**EXERCISE:** Would you filter these records and copy every line that has the word "What"?

*** Opening of EXERCISE DATA ***

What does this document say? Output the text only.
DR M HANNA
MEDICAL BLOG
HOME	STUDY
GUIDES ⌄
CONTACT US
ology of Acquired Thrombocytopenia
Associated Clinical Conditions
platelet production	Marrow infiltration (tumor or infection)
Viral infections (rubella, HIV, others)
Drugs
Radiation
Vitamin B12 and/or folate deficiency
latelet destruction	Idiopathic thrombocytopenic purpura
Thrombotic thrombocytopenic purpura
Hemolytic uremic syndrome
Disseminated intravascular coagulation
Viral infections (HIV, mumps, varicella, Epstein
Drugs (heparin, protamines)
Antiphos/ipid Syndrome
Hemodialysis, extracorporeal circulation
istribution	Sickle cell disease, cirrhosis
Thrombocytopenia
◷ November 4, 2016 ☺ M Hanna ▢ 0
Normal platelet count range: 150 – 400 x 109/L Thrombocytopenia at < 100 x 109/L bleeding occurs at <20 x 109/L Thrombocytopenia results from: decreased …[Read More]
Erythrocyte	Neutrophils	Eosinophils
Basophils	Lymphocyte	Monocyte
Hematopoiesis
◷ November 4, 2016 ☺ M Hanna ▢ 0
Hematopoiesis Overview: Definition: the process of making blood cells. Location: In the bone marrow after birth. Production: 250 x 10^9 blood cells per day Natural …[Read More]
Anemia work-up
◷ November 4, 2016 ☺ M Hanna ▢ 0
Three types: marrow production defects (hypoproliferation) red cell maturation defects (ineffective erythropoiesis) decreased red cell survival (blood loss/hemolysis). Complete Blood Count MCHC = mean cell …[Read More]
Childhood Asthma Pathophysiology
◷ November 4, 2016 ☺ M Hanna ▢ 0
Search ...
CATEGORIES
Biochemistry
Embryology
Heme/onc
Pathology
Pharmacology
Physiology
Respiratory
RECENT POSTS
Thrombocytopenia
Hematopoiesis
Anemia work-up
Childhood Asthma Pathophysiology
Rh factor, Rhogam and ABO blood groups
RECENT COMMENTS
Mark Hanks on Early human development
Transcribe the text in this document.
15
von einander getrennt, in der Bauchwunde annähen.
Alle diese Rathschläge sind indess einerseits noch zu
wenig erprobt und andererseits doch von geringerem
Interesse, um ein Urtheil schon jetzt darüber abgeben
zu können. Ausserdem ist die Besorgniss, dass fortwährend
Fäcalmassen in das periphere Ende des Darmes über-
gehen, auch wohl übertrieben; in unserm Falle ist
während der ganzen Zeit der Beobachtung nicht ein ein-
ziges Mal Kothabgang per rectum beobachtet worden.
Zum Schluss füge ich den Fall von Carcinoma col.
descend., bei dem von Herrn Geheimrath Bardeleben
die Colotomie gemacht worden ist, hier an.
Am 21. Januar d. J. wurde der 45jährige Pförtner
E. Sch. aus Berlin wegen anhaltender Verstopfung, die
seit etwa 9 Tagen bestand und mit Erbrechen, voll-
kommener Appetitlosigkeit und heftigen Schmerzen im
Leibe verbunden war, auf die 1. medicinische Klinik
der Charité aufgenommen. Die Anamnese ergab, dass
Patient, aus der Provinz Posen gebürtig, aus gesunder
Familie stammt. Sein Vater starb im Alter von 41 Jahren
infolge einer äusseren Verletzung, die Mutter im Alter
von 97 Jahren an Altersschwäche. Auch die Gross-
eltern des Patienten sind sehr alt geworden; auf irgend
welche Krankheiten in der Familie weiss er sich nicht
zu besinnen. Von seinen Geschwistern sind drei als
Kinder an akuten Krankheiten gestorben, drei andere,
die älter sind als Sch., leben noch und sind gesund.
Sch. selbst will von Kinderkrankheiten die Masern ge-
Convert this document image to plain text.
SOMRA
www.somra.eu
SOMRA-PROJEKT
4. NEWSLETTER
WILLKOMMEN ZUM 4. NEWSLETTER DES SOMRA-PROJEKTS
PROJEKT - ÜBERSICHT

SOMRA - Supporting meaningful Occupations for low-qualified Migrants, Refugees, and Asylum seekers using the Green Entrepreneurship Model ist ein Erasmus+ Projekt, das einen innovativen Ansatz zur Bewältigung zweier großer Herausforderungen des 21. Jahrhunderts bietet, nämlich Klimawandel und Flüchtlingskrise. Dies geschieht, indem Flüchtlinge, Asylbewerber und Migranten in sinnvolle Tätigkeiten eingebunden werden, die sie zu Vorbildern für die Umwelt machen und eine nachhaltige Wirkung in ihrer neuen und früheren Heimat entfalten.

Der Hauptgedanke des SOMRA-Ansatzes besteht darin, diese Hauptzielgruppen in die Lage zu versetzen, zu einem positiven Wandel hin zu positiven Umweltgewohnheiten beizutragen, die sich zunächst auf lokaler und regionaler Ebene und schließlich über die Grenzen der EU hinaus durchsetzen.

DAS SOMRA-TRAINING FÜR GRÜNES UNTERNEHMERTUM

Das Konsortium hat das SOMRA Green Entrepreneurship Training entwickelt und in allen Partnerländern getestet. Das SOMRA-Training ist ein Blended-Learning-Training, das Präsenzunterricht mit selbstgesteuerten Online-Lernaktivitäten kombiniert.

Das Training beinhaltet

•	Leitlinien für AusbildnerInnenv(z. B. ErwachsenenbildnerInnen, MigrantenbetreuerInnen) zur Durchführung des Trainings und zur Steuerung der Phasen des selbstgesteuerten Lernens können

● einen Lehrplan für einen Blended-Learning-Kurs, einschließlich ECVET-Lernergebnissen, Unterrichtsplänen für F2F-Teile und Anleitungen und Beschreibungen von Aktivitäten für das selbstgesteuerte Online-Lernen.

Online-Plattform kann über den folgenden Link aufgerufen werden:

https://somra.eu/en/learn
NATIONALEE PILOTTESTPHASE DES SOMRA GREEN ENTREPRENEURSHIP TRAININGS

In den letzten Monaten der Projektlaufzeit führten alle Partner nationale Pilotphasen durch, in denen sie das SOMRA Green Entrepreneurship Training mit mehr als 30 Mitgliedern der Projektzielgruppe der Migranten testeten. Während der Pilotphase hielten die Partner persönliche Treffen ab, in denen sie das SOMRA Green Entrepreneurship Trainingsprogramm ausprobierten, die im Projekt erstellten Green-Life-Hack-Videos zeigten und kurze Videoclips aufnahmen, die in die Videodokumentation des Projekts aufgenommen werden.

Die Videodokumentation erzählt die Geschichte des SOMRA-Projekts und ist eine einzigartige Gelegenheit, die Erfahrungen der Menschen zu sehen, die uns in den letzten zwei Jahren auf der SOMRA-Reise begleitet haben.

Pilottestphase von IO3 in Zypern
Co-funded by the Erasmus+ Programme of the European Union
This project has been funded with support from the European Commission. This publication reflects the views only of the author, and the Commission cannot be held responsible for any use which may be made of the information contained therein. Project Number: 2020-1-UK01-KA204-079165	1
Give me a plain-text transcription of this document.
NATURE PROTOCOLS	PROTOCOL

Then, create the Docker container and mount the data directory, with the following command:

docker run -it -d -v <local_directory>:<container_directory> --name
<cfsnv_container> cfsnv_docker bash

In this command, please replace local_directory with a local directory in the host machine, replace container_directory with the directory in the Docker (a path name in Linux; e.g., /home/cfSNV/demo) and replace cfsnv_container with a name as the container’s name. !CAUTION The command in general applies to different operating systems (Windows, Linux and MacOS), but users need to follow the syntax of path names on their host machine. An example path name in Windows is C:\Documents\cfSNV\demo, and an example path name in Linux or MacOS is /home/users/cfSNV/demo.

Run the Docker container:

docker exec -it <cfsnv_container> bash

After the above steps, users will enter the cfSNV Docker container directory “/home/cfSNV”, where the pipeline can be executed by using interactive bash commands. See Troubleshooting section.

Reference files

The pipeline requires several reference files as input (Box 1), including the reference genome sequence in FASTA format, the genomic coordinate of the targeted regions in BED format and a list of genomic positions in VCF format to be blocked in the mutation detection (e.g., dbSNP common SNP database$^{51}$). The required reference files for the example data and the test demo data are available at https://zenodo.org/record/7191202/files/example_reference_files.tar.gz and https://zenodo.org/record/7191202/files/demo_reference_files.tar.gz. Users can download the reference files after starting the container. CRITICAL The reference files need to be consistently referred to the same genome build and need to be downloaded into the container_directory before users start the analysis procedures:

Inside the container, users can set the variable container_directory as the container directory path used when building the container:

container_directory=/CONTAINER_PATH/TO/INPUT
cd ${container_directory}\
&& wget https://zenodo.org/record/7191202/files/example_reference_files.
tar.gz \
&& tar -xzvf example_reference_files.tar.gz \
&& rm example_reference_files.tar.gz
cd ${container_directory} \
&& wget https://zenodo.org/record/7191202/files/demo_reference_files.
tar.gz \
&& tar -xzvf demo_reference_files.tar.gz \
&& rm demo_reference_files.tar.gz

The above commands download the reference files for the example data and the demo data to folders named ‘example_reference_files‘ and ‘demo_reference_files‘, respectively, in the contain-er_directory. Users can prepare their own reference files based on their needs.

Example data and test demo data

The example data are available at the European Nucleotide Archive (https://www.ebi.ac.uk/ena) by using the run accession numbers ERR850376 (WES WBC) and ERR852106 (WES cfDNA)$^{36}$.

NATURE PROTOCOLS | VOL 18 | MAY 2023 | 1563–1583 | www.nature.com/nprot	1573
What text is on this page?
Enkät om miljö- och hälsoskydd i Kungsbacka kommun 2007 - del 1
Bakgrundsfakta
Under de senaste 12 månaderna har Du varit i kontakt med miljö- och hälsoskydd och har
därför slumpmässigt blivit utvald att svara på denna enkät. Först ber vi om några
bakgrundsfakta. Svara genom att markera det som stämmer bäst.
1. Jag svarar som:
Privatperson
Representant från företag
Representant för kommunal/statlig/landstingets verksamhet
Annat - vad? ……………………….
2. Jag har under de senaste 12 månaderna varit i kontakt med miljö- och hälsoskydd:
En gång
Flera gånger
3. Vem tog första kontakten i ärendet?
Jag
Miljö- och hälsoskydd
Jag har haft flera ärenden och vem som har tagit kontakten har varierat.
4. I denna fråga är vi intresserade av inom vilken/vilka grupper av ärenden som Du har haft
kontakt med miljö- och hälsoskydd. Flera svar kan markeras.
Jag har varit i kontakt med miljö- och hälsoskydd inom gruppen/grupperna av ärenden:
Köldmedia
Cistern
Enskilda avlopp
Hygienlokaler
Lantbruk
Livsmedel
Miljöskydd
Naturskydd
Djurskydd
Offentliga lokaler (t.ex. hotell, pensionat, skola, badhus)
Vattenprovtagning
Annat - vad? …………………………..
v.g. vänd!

*** Close of EXERCISE DATA ***

**RESULT FOR THIS EXERCISE:**
What does this document say? Output the text only.
What text is on this page?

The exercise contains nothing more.